··· Data excerpts ···

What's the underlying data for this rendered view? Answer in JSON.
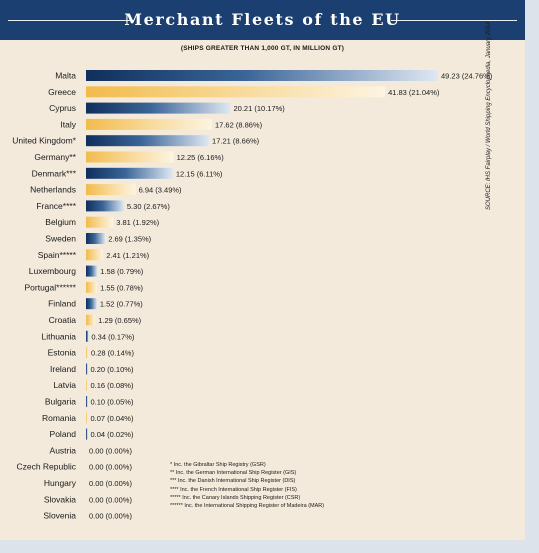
{
  "title": "Merchant Fleets of the EU",
  "subtitle": "(SHIPS GREATER THAN 1,000 GT, IN MILLION GT)",
  "source": "SOURCE: IHS Fairplay / World Shipping Encyclopaedia, January 2014",
  "footnotes": [
    "* Inc. the Gibraltar Ship Registry (GSR)",
    "** Inc. the German International Ship Register (GIS)",
    "*** Inc. the Danish International Ship Register (DIS)",
    "**** Inc. the French International Ship Register (FIS)",
    "***** Inc. the Canary Islands Shipping Register (CSR)",
    "****** Inc. the International Shipping Register of Madeira (MAR)"
  ],
  "colors": {
    "banner": "#1b3f70",
    "background": "#f3eadb",
    "navy_bar": "#143a6b",
    "gold_bar": "#f4c35c"
  },
  "chart_data": {
    "type": "bar",
    "orientation": "horizontal",
    "title": "Merchant Fleets of the EU",
    "subtitle": "(SHIPS GREATER THAN 1,000 GT, IN MILLION GT)",
    "xlim": [
      0,
      49.23
    ],
    "grid": false,
    "categories": [
      "Malta",
      "Greece",
      "Cyprus",
      "Italy",
      "United Kingdom*",
      "Germany**",
      "Denmark***",
      "Netherlands",
      "France****",
      "Belgium",
      "Sweden",
      "Spain*****",
      "Luxembourg",
      "Portugal******",
      "Finland",
      "Croatia",
      "Lithuania",
      "Estonia",
      "Ireland",
      "Latvia",
      "Bulgaria",
      "Romania",
      "Poland",
      "Austria",
      "Czech Republic",
      "Hungary",
      "Slovakia",
      "Slovenia"
    ],
    "values": [
      49.23,
      41.83,
      20.21,
      17.62,
      17.21,
      12.25,
      12.15,
      6.94,
      5.3,
      3.81,
      2.69,
      2.41,
      1.58,
      1.55,
      1.52,
      1.29,
      0.34,
      0.28,
      0.2,
      0.16,
      0.1,
      0.07,
      0.04,
      0.0,
      0.0,
      0.0,
      0.0,
      0.0
    ],
    "value_labels": [
      "49.23 (24.76%)",
      "41.83 (21.04%)",
      "20.21 (10.17%)",
      "17.62 (8.86%)",
      "17.21 (8.66%)",
      "12.25 (6.16%)",
      "12.15 (6.11%)",
      "6.94 (3.49%)",
      "5.30 (2.67%)",
      "3.81 (1.92%)",
      "2.69 (1.35%)",
      "2.41 (1.21%)",
      "1.58 (0.79%)",
      "1.55 (0.78%)",
      "1.52 (0.77%)",
      "1.29 (0.65%)",
      "0.34 (0.17%)",
      "0.28 (0.14%)",
      "0.20 (0.10%)",
      "0.16 (0.08%)",
      "0.10 (0.05%)",
      "0.07 (0.04%)",
      "0.04 (0.02%)",
      "0.00 (0.00%)",
      "0.00 (0.00%)",
      "0.00 (0.00%)",
      "0.00 (0.00%)",
      "0.00 (0.00%)"
    ],
    "bar_colors": [
      "navy",
      "gold",
      "navy",
      "gold",
      "navy",
      "gold",
      "navy",
      "gold",
      "navy",
      "gold",
      "navy",
      "gold",
      "navy",
      "gold",
      "navy",
      "gold",
      "navy",
      "gold",
      "navy",
      "gold",
      "navy",
      "gold",
      "navy",
      "gold",
      "navy",
      "gold",
      "navy",
      "gold"
    ]
  }
}
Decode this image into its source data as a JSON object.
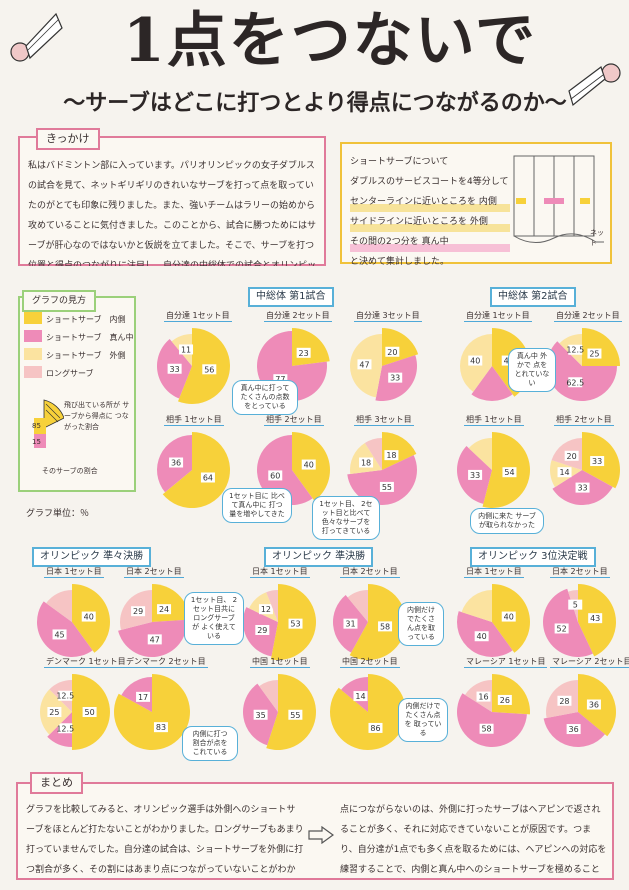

···

Determine how many lines of the listing hold the word "subtitle" and reply with that figure alone.

2